### Requirements
Each line that holds the word "Miss" counts once. Give the total number of such lines and nothing else.

--- start ---

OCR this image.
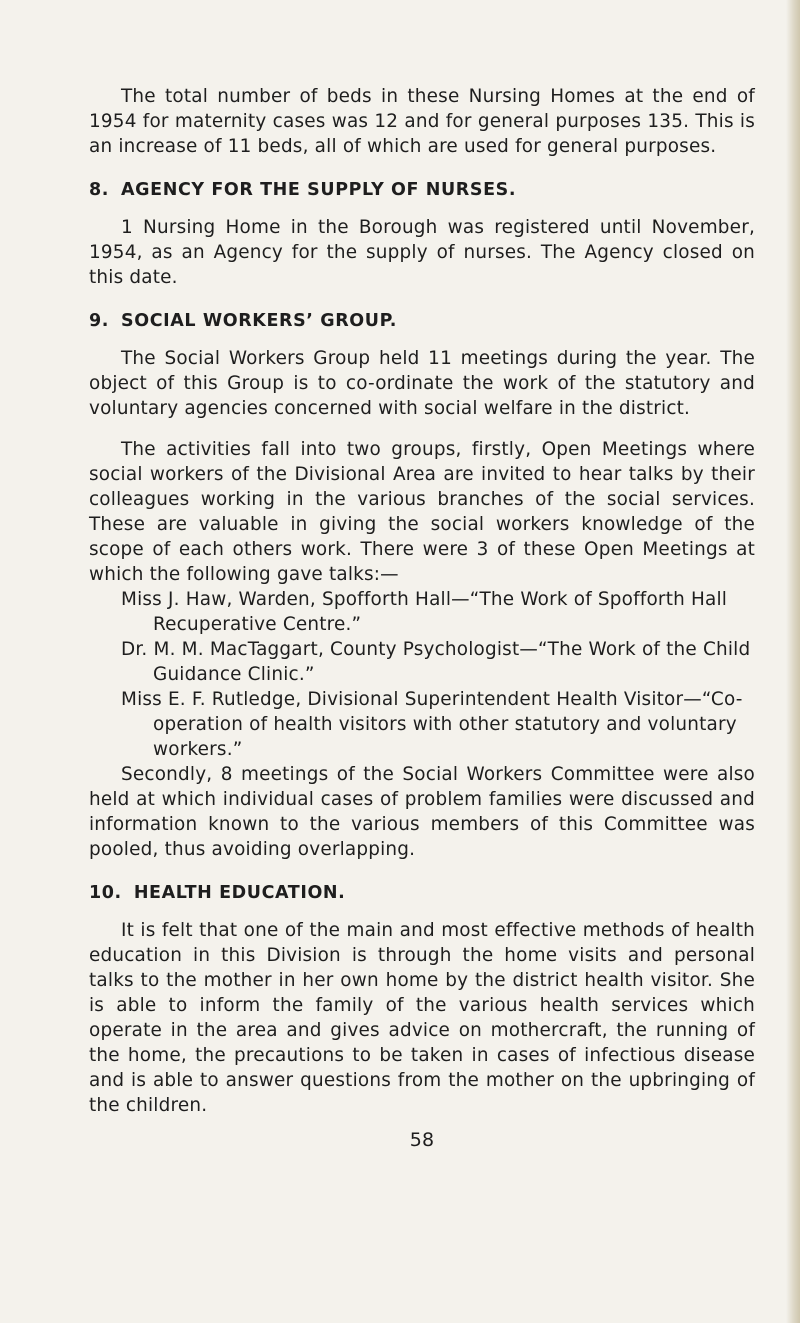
The total number of beds in these Nursing Homes at the end of 1954 for maternity cases was 12 and for general purposes 135. This is an increase of 11 beds, all of which are used for general purposes.

8. AGENCY FOR THE SUPPLY OF NURSES.

1 Nursing Home in the Borough was registered until November, 1954, as an Agency for the supply of nurses. The Agency closed on this date.

9. SOCIAL WORKERS’ GROUP.

The Social Workers Group held 11 meetings during the year. The object of this Group is to co-ordinate the work of the statutory and voluntary agencies concerned with social welfare in the district.

The activities fall into two groups, firstly, Open Meetings where social workers of the Divisional Area are invited to hear talks by their colleagues working in the various branches of the social services. These are valuable in giving the social workers knowledge of the scope of each others work. There were 3 of these Open Meetings at which the following gave talks:—

Miss J. Haw, Warden, Spofforth Hall—“The Work of Spofforth Hall Recuperative Centre.”

Dr. M. M. MacTaggart, County Psychologist—“The Work of the Child Guidance Clinic.”

Miss E. F. Rutledge, Divisional Superintendent Health Visitor—“Co-operation of health visitors with other statutory and voluntary workers.”

Secondly, 8 meetings of the Social Workers Committee were also held at which individual cases of problem families were discussed and information known to the various members of this Committee was pooled, thus avoiding overlapping.

10. HEALTH EDUCATION.

It is felt that one of the main and most effective methods of health education in this Division is through the home visits and personal talks to the mother in her own home by the district health visitor. She is able to inform the family of the various health services which operate in the area and gives advice on mothercraft, the running of the home, the precautions to be taken in cases of infectious disease and is able to answer questions from the mother on the upbringing of the children.

58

--- end ---

### Response for this exercise
2